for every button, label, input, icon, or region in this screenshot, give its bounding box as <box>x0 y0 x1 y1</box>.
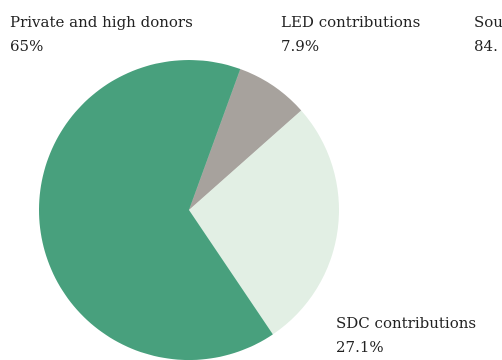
label-private-and-high-donors: Private and high donors 65% <box>10 10 193 58</box>
pie-slice-led-contributions <box>189 69 302 210</box>
label-private-name: Private and high donors <box>10 13 193 31</box>
label-cut-off: Sou 84. <box>474 10 502 58</box>
pie-slice-private-and-high-donors <box>39 60 273 360</box>
label-sdc-contributions: SDC contributions 27.1% <box>336 311 476 359</box>
label-private-value: 65% <box>10 37 44 55</box>
label-led-value: 7.9% <box>281 37 320 55</box>
label-sdc-name: SDC contributions <box>336 314 477 332</box>
pie-slice-sdc-contributions <box>189 110 340 335</box>
label-cut-off-value: 84. <box>474 37 498 55</box>
label-led-name: LED contributions <box>281 13 421 31</box>
label-sdc-value: 27.1% <box>336 338 384 356</box>
label-cut-off-name: Sou <box>474 13 502 31</box>
label-led-contributions: LED contributions 7.9% <box>281 10 420 58</box>
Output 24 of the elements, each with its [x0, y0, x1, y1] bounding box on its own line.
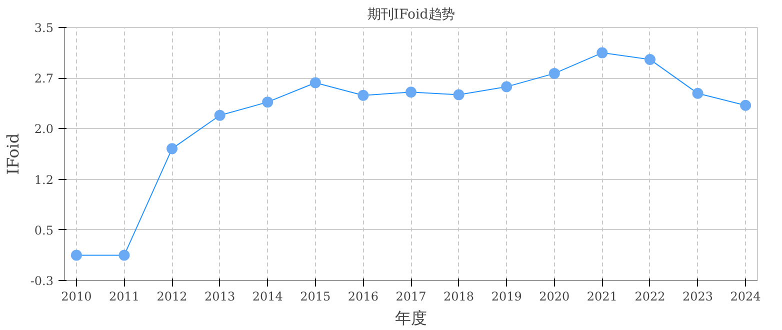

• **Challenge**
Copy out the records with every occurrence of "bounding box" changed to "enclosing rectangle" and everything else kept the same, leaving out the pictures.

• **The result**
for every button, label, input, icon, or region in this screenshot, give its enclosing rectangle as <box>x0 y0 x1 y1</box>.
label-private-and-high-donors: Private and high donors 65% <box>10 10 193 58</box>
pie-slice-led-contributions <box>189 69 302 210</box>
label-private-name: Private and high donors <box>10 13 193 31</box>
label-cut-off: Sou 84. <box>474 10 502 58</box>
pie-slice-private-and-high-donors <box>39 60 273 360</box>
label-sdc-contributions: SDC contributions 27.1% <box>336 311 476 359</box>
label-private-value: 65% <box>10 37 44 55</box>
label-led-value: 7.9% <box>281 37 320 55</box>
label-sdc-name: SDC contributions <box>336 314 477 332</box>
pie-slice-sdc-contributions <box>189 110 340 335</box>
label-cut-off-value: 84. <box>474 37 498 55</box>
label-led-name: LED contributions <box>281 13 421 31</box>
label-sdc-value: 27.1% <box>336 338 384 356</box>
label-cut-off-name: Sou <box>474 13 502 31</box>
label-led-contributions: LED contributions 7.9% <box>281 10 420 58</box>
Output 24 of the elements, each with its [x0, y0, x1, y1] enclosing rectangle on its own line.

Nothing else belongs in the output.